- Listed entries
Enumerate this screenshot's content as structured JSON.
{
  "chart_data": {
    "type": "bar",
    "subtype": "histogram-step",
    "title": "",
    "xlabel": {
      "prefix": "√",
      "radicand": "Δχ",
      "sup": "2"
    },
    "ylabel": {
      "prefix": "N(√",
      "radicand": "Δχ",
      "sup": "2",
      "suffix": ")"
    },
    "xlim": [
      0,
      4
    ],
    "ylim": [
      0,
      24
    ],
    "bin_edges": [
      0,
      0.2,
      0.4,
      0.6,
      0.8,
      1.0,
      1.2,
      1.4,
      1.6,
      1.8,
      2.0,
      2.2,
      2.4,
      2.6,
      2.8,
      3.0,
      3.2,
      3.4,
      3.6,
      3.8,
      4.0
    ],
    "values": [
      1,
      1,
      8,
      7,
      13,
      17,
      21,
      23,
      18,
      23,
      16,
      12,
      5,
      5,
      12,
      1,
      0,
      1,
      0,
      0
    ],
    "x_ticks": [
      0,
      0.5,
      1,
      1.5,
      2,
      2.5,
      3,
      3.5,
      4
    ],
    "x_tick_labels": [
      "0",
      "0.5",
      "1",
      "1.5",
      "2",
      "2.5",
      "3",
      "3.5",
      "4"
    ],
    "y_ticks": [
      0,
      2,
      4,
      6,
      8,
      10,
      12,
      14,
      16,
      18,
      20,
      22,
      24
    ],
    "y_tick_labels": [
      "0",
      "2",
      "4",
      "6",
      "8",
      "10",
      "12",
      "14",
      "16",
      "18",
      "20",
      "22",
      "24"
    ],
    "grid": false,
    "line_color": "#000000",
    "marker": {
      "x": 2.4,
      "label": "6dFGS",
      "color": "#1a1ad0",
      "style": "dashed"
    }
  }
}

- Given exercise
Repeat each record exactly, leaving nothing out.

- Completed task
Enumerate this screenshot's content as structured JSON.
{
  "chart_data": {
    "type": "bar",
    "subtype": "histogram-step",
    "title": "",
    "xlabel": {
      "prefix": "√",
      "radicand": "Δχ",
      "sup": "2"
    },
    "ylabel": {
      "prefix": "N(√",
      "radicand": "Δχ",
      "sup": "2",
      "suffix": ")"
    },
    "xlim": [
      0,
      4
    ],
    "ylim": [
      0,
      24
    ],
    "bin_edges": [
      0,
      0.2,
      0.4,
      0.6,
      0.8,
      1.0,
      1.2,
      1.4,
      1.6,
      1.8,
      2.0,
      2.2,
      2.4,
      2.6,
      2.8,
      3.0,
      3.2,
      3.4,
      3.6,
      3.8,
      4.0
    ],
    "values": [
      1,
      1,
      8,
      7,
      13,
      17,
      21,
      23,
      18,
      23,
      16,
      12,
      5,
      5,
      12,
      1,
      0,
      1,
      0,
      0
    ],
    "x_ticks": [
      0,
      0.5,
      1,
      1.5,
      2,
      2.5,
      3,
      3.5,
      4
    ],
    "x_tick_labels": [
      "0",
      "0.5",
      "1",
      "1.5",
      "2",
      "2.5",
      "3",
      "3.5",
      "4"
    ],
    "y_ticks": [
      0,
      2,
      4,
      6,
      8,
      10,
      12,
      14,
      16,
      18,
      20,
      22,
      24
    ],
    "y_tick_labels": [
      "0",
      "2",
      "4",
      "6",
      "8",
      "10",
      "12",
      "14",
      "16",
      "18",
      "20",
      "22",
      "24"
    ],
    "grid": false,
    "line_color": "#000000",
    "marker": {
      "x": 2.4,
      "label": "6dFGS",
      "color": "#1a1ad0",
      "style": "dashed"
    }
  }
}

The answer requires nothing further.